- _JOB_: Copy the listing below line for line, keeping every character, number and symbol unchanged.
=-=-=
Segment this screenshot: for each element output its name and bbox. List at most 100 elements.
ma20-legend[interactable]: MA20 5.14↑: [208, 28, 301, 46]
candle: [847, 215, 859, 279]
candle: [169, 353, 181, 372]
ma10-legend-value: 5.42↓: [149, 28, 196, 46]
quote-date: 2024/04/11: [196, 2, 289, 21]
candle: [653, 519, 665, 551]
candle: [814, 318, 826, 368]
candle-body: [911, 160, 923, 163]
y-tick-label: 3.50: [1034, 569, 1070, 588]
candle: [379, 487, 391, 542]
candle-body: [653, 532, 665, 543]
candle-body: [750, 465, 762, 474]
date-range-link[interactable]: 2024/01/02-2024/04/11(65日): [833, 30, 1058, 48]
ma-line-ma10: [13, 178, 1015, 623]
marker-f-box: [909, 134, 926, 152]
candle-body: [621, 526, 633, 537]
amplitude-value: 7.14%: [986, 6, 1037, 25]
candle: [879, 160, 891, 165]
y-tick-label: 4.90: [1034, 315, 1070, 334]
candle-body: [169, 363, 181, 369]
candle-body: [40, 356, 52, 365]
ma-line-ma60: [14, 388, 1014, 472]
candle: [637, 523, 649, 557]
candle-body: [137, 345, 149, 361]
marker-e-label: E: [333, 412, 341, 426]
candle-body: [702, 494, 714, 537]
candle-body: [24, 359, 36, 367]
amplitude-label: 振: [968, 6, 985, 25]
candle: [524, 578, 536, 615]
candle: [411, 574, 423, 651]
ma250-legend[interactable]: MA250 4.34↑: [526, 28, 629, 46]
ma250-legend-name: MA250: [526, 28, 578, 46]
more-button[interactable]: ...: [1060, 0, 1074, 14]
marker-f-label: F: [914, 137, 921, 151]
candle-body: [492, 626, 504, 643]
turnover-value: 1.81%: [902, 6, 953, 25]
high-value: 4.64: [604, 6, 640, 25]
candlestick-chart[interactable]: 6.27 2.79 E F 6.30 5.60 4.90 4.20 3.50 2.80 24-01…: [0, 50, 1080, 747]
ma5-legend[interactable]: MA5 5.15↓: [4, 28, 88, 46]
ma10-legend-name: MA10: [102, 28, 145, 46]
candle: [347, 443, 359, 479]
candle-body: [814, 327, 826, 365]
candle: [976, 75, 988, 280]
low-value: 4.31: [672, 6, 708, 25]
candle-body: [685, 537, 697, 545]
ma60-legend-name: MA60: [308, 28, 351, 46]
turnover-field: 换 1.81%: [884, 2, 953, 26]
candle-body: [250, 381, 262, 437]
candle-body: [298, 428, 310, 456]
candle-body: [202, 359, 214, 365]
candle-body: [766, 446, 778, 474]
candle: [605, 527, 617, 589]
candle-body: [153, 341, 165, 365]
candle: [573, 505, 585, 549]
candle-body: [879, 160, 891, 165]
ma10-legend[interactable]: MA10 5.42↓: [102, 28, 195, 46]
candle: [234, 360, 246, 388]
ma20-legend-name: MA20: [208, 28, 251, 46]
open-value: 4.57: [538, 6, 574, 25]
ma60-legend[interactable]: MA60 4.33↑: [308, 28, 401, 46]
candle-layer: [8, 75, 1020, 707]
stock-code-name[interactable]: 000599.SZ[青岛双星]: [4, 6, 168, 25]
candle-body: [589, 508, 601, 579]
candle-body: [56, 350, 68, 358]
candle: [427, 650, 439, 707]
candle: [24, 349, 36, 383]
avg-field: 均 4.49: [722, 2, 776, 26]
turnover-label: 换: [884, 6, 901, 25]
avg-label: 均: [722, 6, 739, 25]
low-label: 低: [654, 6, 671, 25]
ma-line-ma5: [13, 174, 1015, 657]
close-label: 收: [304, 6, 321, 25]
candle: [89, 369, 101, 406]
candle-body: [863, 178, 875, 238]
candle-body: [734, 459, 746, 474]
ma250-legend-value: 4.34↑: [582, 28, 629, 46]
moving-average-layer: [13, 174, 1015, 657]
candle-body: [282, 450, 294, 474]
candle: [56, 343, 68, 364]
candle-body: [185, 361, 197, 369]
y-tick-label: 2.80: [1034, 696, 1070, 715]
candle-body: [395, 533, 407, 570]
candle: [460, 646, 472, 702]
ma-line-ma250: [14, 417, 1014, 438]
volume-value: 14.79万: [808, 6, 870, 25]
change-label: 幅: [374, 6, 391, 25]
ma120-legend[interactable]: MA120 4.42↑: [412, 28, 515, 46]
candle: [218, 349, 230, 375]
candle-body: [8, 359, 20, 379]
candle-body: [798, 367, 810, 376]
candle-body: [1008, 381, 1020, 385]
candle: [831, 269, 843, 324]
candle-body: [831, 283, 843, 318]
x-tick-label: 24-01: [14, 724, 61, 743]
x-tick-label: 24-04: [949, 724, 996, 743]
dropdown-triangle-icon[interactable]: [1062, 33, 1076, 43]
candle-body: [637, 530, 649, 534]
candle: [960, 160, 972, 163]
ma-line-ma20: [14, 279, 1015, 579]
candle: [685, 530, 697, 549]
=-=-=
- _SOLUTION TO THIS EXERCISE_:
Segment this screenshot: for each element output its name and bbox. List at most 100 elements.
ma20-legend[interactable]: MA20 5.14↑: [208, 28, 301, 46]
candle: [847, 215, 859, 279]
candle: [169, 353, 181, 372]
ma10-legend-value: 5.42↓: [149, 28, 196, 46]
quote-date: 2024/04/11: [196, 2, 289, 21]
candle: [653, 519, 665, 551]
candle: [814, 318, 826, 368]
candle-body: [911, 160, 923, 163]
y-tick-label: 3.50: [1034, 569, 1070, 588]
candle: [379, 487, 391, 542]
candle-body: [653, 532, 665, 543]
candle-body: [750, 465, 762, 474]
date-range-link[interactable]: 2024/01/02-2024/04/11(65日): [833, 30, 1058, 48]
ma-line-ma10: [13, 178, 1015, 623]
marker-f-box: [909, 134, 926, 152]
candle-body: [621, 526, 633, 537]
amplitude-value: 7.14%: [986, 6, 1037, 25]
candle: [879, 160, 891, 165]
y-tick-label: 4.90: [1034, 315, 1070, 334]
candle-body: [169, 363, 181, 369]
candle-body: [40, 356, 52, 365]
ma-line-ma60: [14, 388, 1014, 472]
candle: [637, 523, 649, 557]
candle-body: [137, 345, 149, 361]
marker-e-label: E: [333, 412, 341, 426]
candle-body: [702, 494, 714, 537]
candle-body: [24, 359, 36, 367]
amplitude-label: 振: [968, 6, 985, 25]
candle: [524, 578, 536, 615]
candle: [411, 574, 423, 651]
ma250-legend[interactable]: MA250 4.34↑: [526, 28, 629, 46]
ma250-legend-name: MA250: [526, 28, 578, 46]
more-button[interactable]: ...: [1060, 0, 1074, 14]
marker-f-label: F: [914, 137, 921, 151]
candle-body: [492, 626, 504, 643]
turnover-value: 1.81%: [902, 6, 953, 25]
high-value: 4.64: [604, 6, 640, 25]
candlestick-chart[interactable]: 6.27 2.79 E F 6.30 5.60 4.90 4.20 3.50 2.80 24-01…: [0, 50, 1080, 747]
ma5-legend[interactable]: MA5 5.15↓: [4, 28, 88, 46]
ma10-legend-name: MA10: [102, 28, 145, 46]
candle: [347, 443, 359, 479]
candle-body: [814, 327, 826, 365]
candle: [976, 75, 988, 280]
low-value: 4.31: [672, 6, 708, 25]
candle-body: [685, 537, 697, 545]
ma60-legend-name: MA60: [308, 28, 351, 46]
turnover-field: 换 1.81%: [884, 2, 953, 26]
candle-body: [250, 381, 262, 437]
candle-body: [298, 428, 310, 456]
candle-body: [202, 359, 214, 365]
candle-body: [766, 446, 778, 474]
candle: [605, 527, 617, 589]
candle-body: [153, 341, 165, 365]
candle: [573, 505, 585, 549]
candle-body: [879, 160, 891, 165]
ma10-legend[interactable]: MA10 5.42↓: [102, 28, 195, 46]
candle: [234, 360, 246, 388]
ma20-legend-name: MA20: [208, 28, 251, 46]
open-value: 4.57: [538, 6, 574, 25]
ma60-legend[interactable]: MA60 4.33↑: [308, 28, 401, 46]
candle-layer: [8, 75, 1020, 707]
stock-code-name[interactable]: 000599.SZ[青岛双星]: [4, 6, 168, 25]
candle-body: [589, 508, 601, 579]
candle-body: [56, 350, 68, 358]
candle: [427, 650, 439, 707]
candle: [24, 349, 36, 383]
avg-field: 均 4.49: [722, 2, 776, 26]
turnover-label: 换: [884, 6, 901, 25]
avg-label: 均: [722, 6, 739, 25]
low-label: 低: [654, 6, 671, 25]
ma-line-ma5: [13, 174, 1015, 657]
close-label: 收: [304, 6, 321, 25]
candle: [89, 369, 101, 406]
candle-body: [863, 178, 875, 238]
candle-body: [734, 459, 746, 474]
ma250-legend-value: 4.34↑: [582, 28, 629, 46]
moving-average-layer: [13, 174, 1015, 657]
candle-body: [282, 450, 294, 474]
candle: [56, 343, 68, 364]
candle-body: [185, 361, 197, 369]
y-tick-label: 2.80: [1034, 696, 1070, 715]
candle-body: [395, 533, 407, 570]
candle: [460, 646, 472, 702]
ma-line-ma250: [14, 417, 1014, 438]
volume-value: 14.79万: [808, 6, 870, 25]
change-label: 幅: [374, 6, 391, 25]
ma120-legend[interactable]: MA120 4.42↑: [412, 28, 515, 46]
candle: [218, 349, 230, 375]
candle-body: [8, 359, 20, 379]
candle-body: [798, 367, 810, 376]
candle-body: [1008, 381, 1020, 385]
candle: [831, 269, 843, 324]
candle-body: [831, 283, 843, 318]
x-tick-label: 24-01: [14, 724, 61, 743]
x-tick-label: 24-04: [949, 724, 996, 743]
dropdown-triangle-icon[interactable]: [1062, 33, 1076, 43]
candle-body: [637, 530, 649, 534]
candle: [960, 160, 972, 163]
ma-line-ma20: [14, 279, 1015, 579]
candle: [685, 530, 697, 549]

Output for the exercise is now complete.